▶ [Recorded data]
────────────────────

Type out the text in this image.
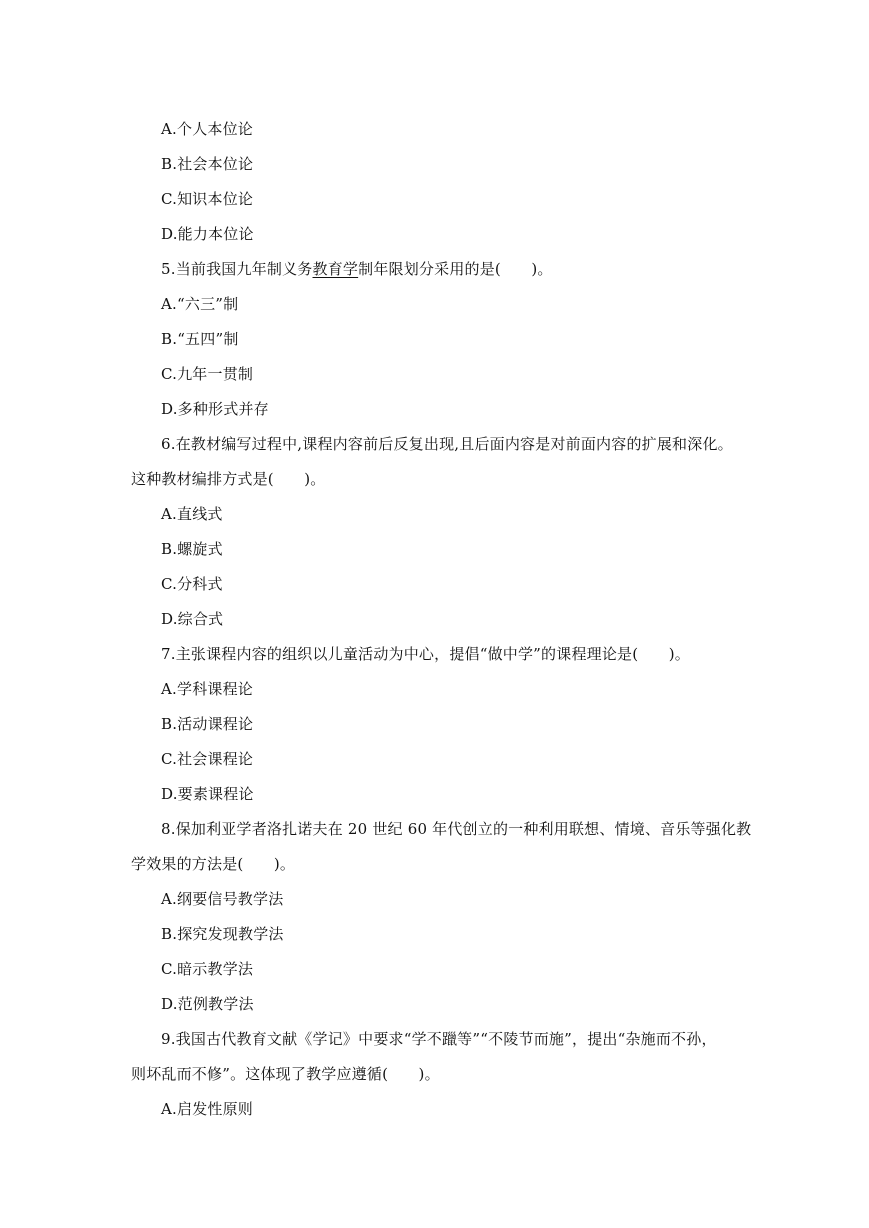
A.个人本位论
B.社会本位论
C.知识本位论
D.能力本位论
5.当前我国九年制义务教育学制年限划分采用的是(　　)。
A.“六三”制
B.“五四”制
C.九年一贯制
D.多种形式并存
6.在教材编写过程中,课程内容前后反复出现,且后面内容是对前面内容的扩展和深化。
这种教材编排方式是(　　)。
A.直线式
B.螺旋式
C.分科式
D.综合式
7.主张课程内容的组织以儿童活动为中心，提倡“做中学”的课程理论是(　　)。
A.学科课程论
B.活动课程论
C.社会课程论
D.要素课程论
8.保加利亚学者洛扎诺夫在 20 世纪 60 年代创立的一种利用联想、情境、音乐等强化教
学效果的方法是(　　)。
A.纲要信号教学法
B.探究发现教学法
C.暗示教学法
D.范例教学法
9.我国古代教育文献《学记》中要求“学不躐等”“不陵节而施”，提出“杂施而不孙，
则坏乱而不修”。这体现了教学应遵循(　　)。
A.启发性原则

────────────────────

All of the entries above should be copied exactly, except for the pictures.

Type out the text in this image.
A.个人本位论
B.社会本位论
C.知识本位论
D.能力本位论
5.当前我国九年制义务教育学制年限划分采用的是(　　)。
A.“六三”制
B.“五四”制
C.九年一贯制
D.多种形式并存
6.在教材编写过程中,课程内容前后反复出现,且后面内容是对前面内容的扩展和深化。
这种教材编排方式是(　　)。
A.直线式
B.螺旋式
C.分科式
D.综合式
7.主张课程内容的组织以儿童活动为中心，提倡“做中学”的课程理论是(　　)。
A.学科课程论
B.活动课程论
C.社会课程论
D.要素课程论
8.保加利亚学者洛扎诺夫在 20 世纪 60 年代创立的一种利用联想、情境、音乐等强化教
学效果的方法是(　　)。
A.纲要信号教学法
B.探究发现教学法
C.暗示教学法
D.范例教学法
9.我国古代教育文献《学记》中要求“学不躐等”“不陵节而施”，提出“杂施而不孙，
则坏乱而不修”。这体现了教学应遵循(　　)。
A.启发性原则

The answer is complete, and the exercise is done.